[Begin]

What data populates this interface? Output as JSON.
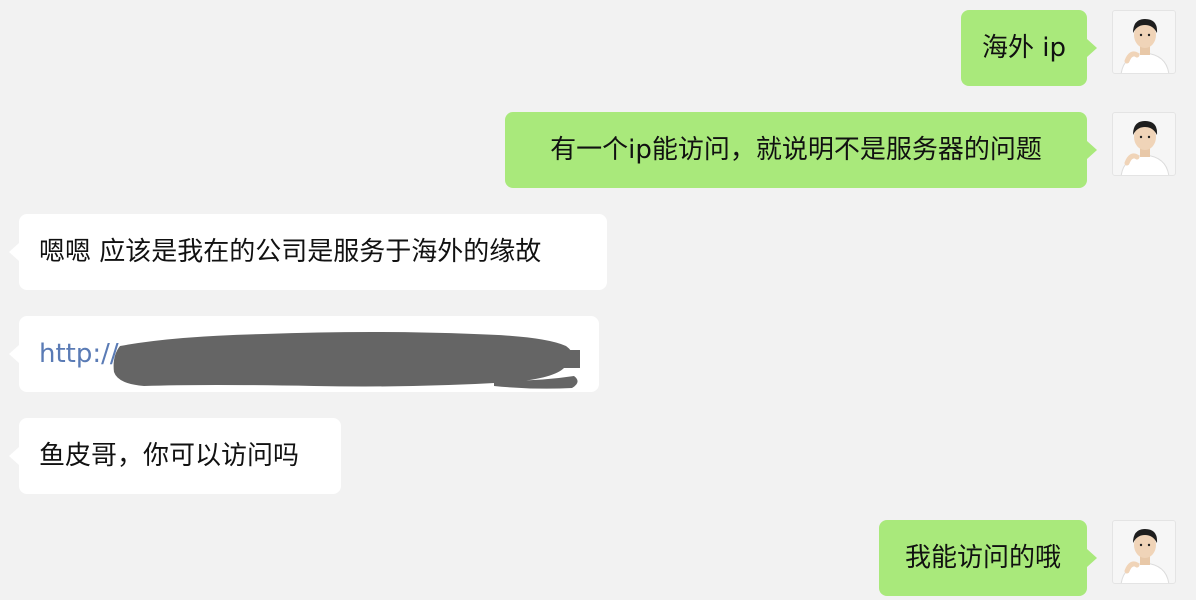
{
  "messages": [
    {
      "side": "out",
      "text": "海外 ip"
    },
    {
      "side": "out",
      "text": "有一个ip能访问，就说明不是服务器的问题"
    },
    {
      "side": "in",
      "text": "嗯嗯 应该是我在的公司是服务于海外的缘故"
    },
    {
      "side": "in",
      "text": "http://",
      "type": "link",
      "redacted": true
    },
    {
      "side": "in",
      "text": "鱼皮哥，你可以访问吗"
    },
    {
      "side": "out",
      "text": "我能访问的哦"
    }
  ],
  "colors": {
    "background": "#f2f2f2",
    "outgoing_bubble": "#a9e97b",
    "incoming_bubble": "#ffffff",
    "link": "#5a7bb5",
    "redaction": "#656565"
  },
  "icons": {
    "avatar": "user-avatar-icon",
    "redaction": "redaction-scribble"
  }
}
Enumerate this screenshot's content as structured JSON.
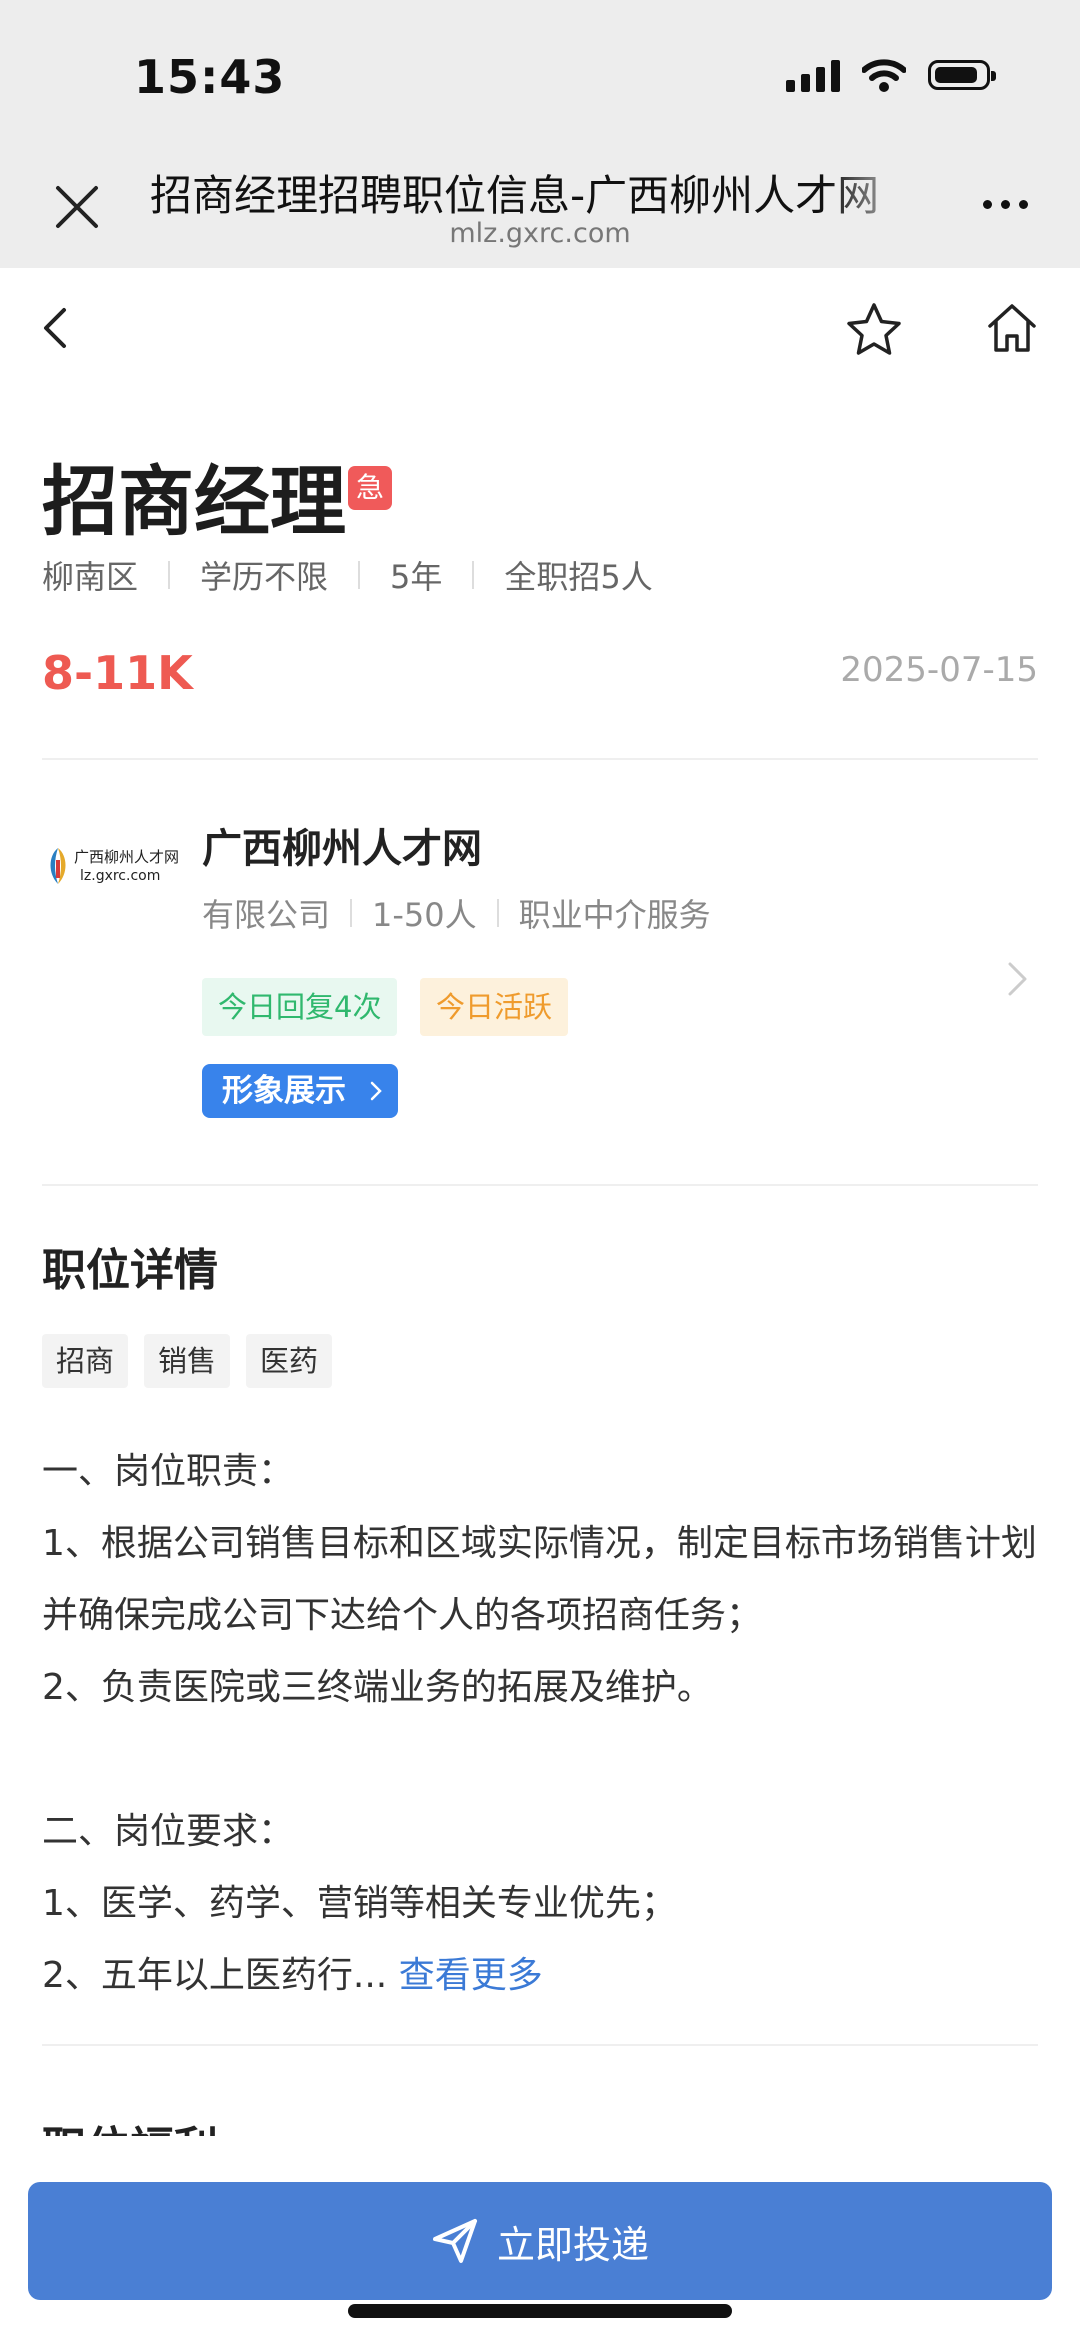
{
  "status_bar": {
    "time": "15:43"
  },
  "browser": {
    "title": "招商经理招聘职位信息-广西柳州人才网",
    "url": "mlz.gxrc.com"
  },
  "job": {
    "title": "招商经理",
    "urgent_badge": "急",
    "meta": [
      "柳南区",
      "学历不限",
      "5年",
      "全职招5人"
    ],
    "salary": "8-11K",
    "date": "2025-07-15"
  },
  "company": {
    "logo_text_line1": "广西柳州人才网",
    "logo_text_line2": "lz.gxrc.com",
    "name": "广西柳州人才网",
    "meta": [
      "有限公司",
      "1-50人",
      "职业中介服务"
    ],
    "tag_reply": "今日回复4次",
    "tag_active": "今日活跃",
    "image_button": "形象展示"
  },
  "details": {
    "section_title": "职位详情",
    "tags": [
      "招商",
      "销售",
      "医药"
    ],
    "description": "一、岗位职责：\n1、根据公司销售目标和区域实际情况，制定目标市场销售计划并确保完成公司下达给个人的各项招商任务；\n2、负责医院或三终端业务的拓展及维护。\n\n二、岗位要求：\n1、医学、药学、营销等相关专业优先；\n2、五年以上医药行... ",
    "see_more": "查看更多",
    "next_section_title": "职位福利"
  },
  "apply_button": "立即投递",
  "colors": {
    "accent_blue": "#4a7fd4",
    "salary_red": "#ee5a52",
    "urgent_red": "#f05a5a"
  }
}
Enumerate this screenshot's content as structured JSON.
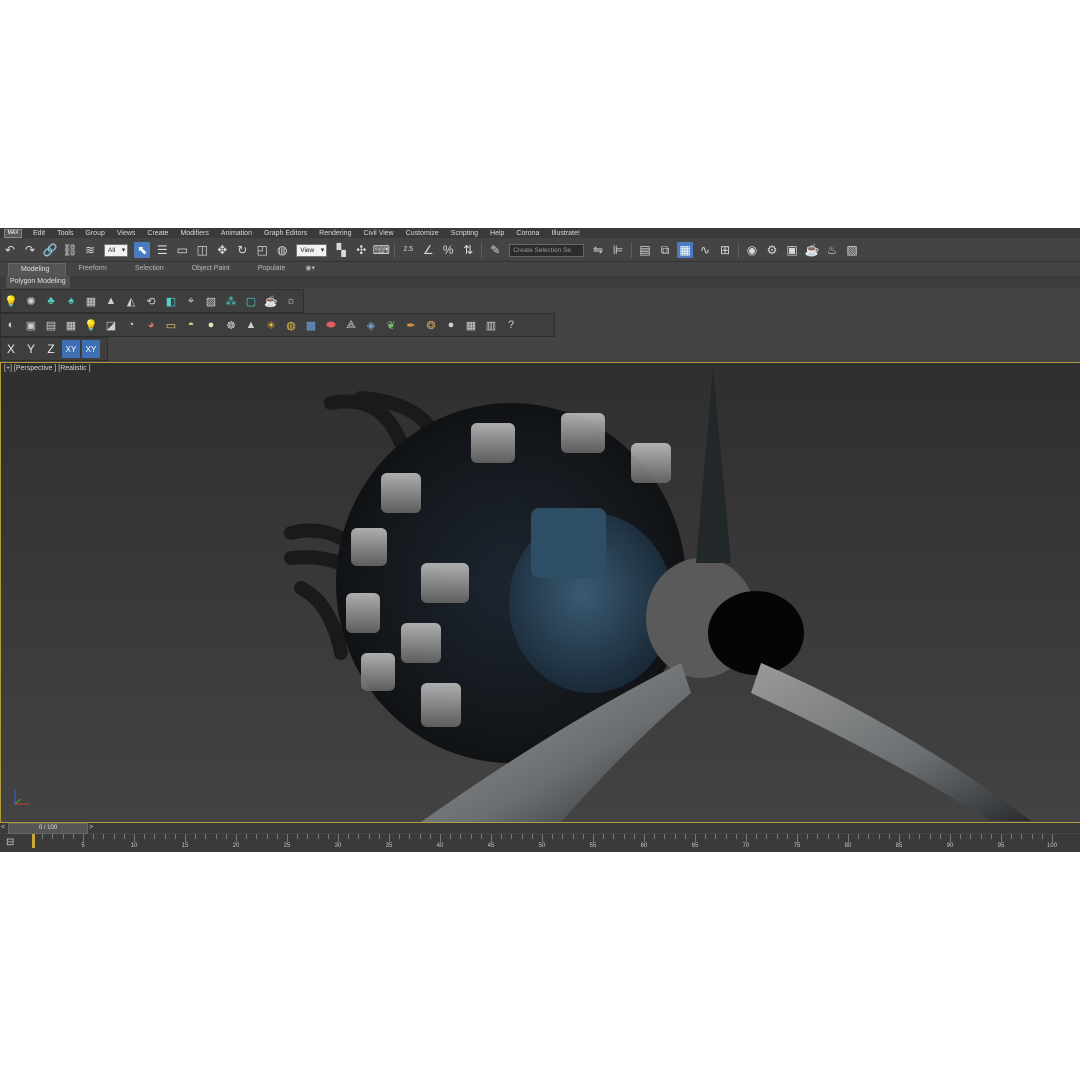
{
  "menu": {
    "logo": "MAX",
    "items": [
      "Edit",
      "Tools",
      "Group",
      "Views",
      "Create",
      "Modifiers",
      "Animation",
      "Graph Editors",
      "Rendering",
      "Civil View",
      "Customize",
      "Scripting",
      "Help",
      "Corona",
      "Illustrate!"
    ]
  },
  "toolbar": {
    "selection_filter": "All",
    "reference_coord": "View",
    "snap_label": "2.5",
    "named_selection_placeholder": "Create Selection Se"
  },
  "ribbon": {
    "tabs": [
      "Modeling",
      "Freeform",
      "Selection",
      "Object Paint",
      "Populate"
    ],
    "active_tab": "Modeling",
    "panel_label": "Polygon Modeling"
  },
  "axis_constraints": {
    "x": "X",
    "y": "Y",
    "z": "Z",
    "xy": "XY",
    "xy2": "XY"
  },
  "viewport": {
    "label": "[+] [Perspective ] [Realistic ]"
  },
  "timeline": {
    "frame_display": "0 / 100",
    "prev_arrow": "<",
    "next_arrow": ">",
    "ticks": [
      "5",
      "10",
      "15",
      "20",
      "25",
      "30",
      "35",
      "40",
      "45",
      "50",
      "55",
      "60",
      "65",
      "70",
      "75",
      "80",
      "85",
      "90",
      "95",
      "100"
    ]
  },
  "colors": {
    "accent": "#4a7dbf",
    "viewport_border": "#b59a3a",
    "ui_bg": "#444444"
  }
}
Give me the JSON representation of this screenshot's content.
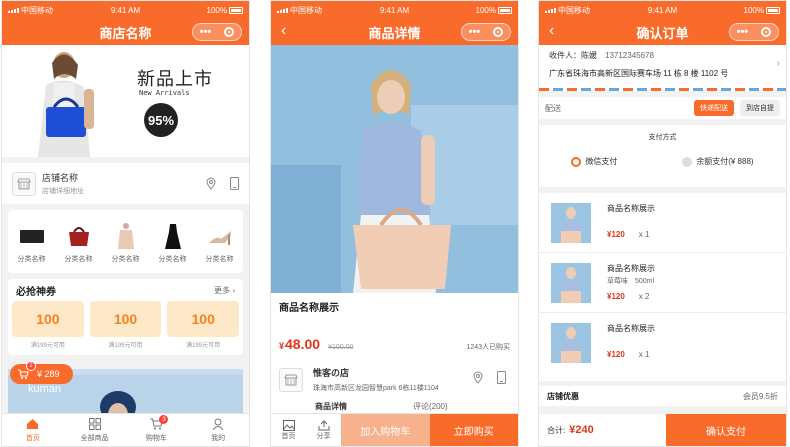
{
  "status": {
    "carrier": "中国移动",
    "time": "9:41 AM",
    "battery": "100%"
  },
  "home": {
    "title": "商店名称",
    "banner": {
      "headline": "新品上市",
      "sub": "New Arrivals",
      "badge": "95%"
    },
    "shop": {
      "name": "店铺名称",
      "addr": "店铺详细地址"
    },
    "categories": [
      "分类名称",
      "分类名称",
      "分类名称",
      "分类名称",
      "分类名称"
    ],
    "coupons": {
      "title": "必抢神券",
      "more": "更多",
      "items": [
        {
          "amount": "100",
          "cond": "满199元可用"
        },
        {
          "amount": "100",
          "cond": "满199元可用"
        },
        {
          "amount": "100",
          "cond": "满199元可用"
        }
      ]
    },
    "cart": {
      "count": "2",
      "price": "¥ 289"
    },
    "promo_text": "kuman",
    "tabs": [
      {
        "label": "首页"
      },
      {
        "label": "全部商品"
      },
      {
        "label": "购物车",
        "badge": "3"
      },
      {
        "label": "我的"
      }
    ]
  },
  "detail": {
    "title": "商品详情",
    "name": "商品名称展示",
    "price_symbol": "¥",
    "price": "48.00",
    "old_price": "¥100.00",
    "sold": "1243人已购买",
    "store": {
      "name": "惟客の店",
      "addr": "珠海市高新区龙园智慧park 6栋11楼1104"
    },
    "tabs": [
      "商品详情",
      "评论(200)"
    ],
    "bottom": {
      "home": "首页",
      "share": "分享",
      "add": "加入购物车",
      "buy": "立即购买"
    }
  },
  "order": {
    "title": "确认订单",
    "receiver_label": "收件人：",
    "receiver": "陈媛",
    "phone": "13712345678",
    "address": "广东省珠海市高新区国际赛车场 11 栋 8 楼 1102 号",
    "delivery_label": "配送",
    "delivery_options": [
      "快递配送",
      "到店自提"
    ],
    "pay_title": "支付方式",
    "pay_options": [
      "微信支付",
      "余额支付(¥ 888)"
    ],
    "items": [
      {
        "name": "商品名称展示",
        "spec": "",
        "price": "¥120",
        "qty": "x 1"
      },
      {
        "name": "商品名称展示",
        "spec": "草莓味　500ml",
        "price": "¥120",
        "qty": "x 2"
      },
      {
        "name": "商品名称展示",
        "spec": "",
        "price": "¥120",
        "qty": "x 1"
      }
    ],
    "discount_label": "店铺优惠",
    "discount_value": "会员9.5折",
    "total_label": "合计:",
    "total": "¥240",
    "confirm": "确认支付"
  },
  "colors": {
    "accent": "#f96b2b",
    "price": "#e0341d"
  }
}
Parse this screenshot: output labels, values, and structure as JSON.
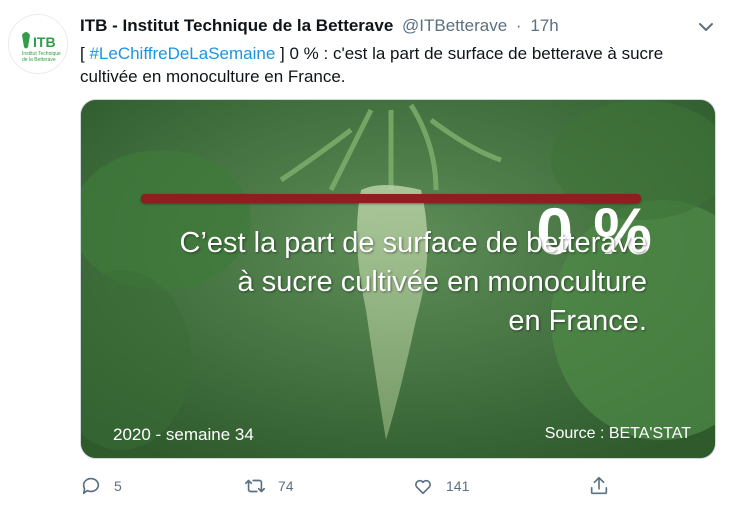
{
  "account": {
    "logo_text": "ITB",
    "logo_subtext_1": "Institut Technique",
    "logo_subtext_2": "de la Betterave",
    "name": "ITB - Institut Technique de la Betterave",
    "handle": "@ITBetterave",
    "separator": "·",
    "time": "17h"
  },
  "tweet": {
    "bracket_open": "[ ",
    "hashtag": "#LeChiffreDeLaSemaine",
    "body": " ] 0 % : c'est la part de surface de betterave à sucre cultivée en monoculture en France."
  },
  "media": {
    "big_value": "0 %",
    "caption_lines": [
      "C’est la part de surface de betterave",
      "à sucre cultivée en monoculture",
      "en France."
    ],
    "year_week": "2020 - semaine 34",
    "source": "Source : BETA'STAT"
  },
  "actions": {
    "reply_count": "5",
    "retweet_count": "74",
    "like_count": "141"
  },
  "icons": {
    "caret": "chevron-down-icon",
    "reply": "reply-icon",
    "retweet": "retweet-icon",
    "like": "heart-icon",
    "share": "share-icon"
  },
  "colors": {
    "link": "#1b95e0",
    "secondary": "#5b7083",
    "logo_green": "#2f9e46",
    "accent_bar": "#8c1f1f"
  }
}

[End]

Your goal: From the listing above, copy out each line where the word "surface" appears.

Expected output:
    "body": " ] 0 % : c'est la part de surface de betterave à sucre cultivée en monoculture en France."
      "C’est la part de surface de betterave",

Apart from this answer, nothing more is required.